Dataset items:
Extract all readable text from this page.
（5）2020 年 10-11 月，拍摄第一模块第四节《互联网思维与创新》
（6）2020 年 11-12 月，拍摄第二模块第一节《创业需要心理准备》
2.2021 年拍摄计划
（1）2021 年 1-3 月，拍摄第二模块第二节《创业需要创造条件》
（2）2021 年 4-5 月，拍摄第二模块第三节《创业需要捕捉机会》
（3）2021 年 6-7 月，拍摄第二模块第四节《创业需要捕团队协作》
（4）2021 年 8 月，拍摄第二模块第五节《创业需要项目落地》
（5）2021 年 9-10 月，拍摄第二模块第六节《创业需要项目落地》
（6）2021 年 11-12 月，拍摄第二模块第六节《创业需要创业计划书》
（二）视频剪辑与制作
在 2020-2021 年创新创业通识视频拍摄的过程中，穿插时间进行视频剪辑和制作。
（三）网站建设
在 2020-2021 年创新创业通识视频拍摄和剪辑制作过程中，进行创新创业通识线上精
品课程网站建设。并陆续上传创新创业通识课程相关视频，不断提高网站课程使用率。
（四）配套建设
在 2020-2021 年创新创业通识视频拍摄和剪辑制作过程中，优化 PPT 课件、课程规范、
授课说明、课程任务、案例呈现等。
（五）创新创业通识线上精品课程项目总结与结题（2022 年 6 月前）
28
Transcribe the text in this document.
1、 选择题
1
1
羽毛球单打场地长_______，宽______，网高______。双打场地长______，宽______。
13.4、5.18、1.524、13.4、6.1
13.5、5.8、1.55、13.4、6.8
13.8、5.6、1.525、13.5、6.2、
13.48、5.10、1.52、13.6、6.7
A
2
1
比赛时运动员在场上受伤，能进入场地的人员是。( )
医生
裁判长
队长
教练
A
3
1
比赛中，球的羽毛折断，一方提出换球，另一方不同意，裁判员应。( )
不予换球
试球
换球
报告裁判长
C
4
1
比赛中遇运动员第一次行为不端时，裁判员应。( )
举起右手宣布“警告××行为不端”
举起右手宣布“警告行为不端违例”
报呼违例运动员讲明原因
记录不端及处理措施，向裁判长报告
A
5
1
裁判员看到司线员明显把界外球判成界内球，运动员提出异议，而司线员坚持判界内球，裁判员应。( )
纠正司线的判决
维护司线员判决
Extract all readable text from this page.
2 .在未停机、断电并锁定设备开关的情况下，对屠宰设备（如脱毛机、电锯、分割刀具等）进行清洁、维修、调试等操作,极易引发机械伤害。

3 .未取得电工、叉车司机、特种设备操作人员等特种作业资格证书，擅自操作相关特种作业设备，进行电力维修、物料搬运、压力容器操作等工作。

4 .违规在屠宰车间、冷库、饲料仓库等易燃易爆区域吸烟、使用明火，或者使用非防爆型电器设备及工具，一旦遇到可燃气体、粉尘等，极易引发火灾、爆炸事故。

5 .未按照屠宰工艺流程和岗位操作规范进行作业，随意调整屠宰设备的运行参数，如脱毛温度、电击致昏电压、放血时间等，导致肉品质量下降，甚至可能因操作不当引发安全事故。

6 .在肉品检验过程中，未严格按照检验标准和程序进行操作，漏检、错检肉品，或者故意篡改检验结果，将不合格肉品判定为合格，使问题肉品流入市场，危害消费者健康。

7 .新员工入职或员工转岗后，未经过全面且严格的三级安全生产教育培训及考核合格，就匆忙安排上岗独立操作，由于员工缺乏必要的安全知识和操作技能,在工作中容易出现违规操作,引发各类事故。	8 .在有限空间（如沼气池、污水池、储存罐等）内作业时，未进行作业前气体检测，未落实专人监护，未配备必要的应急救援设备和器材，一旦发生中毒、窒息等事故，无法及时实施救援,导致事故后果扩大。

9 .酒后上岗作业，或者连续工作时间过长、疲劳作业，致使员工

REQUIREMENTS: Collect every line from the records above that contains the word "年创新创业通识视频拍摄和剪辑制作过程中".

RIGHT ANSWER:
在 2020-2021 年创新创业通识视频拍摄和剪辑制作过程中，进行创新创业通识线上精
在 2020-2021 年创新创业通识视频拍摄和剪辑制作过程中，优化 PPT 课件、课程规范、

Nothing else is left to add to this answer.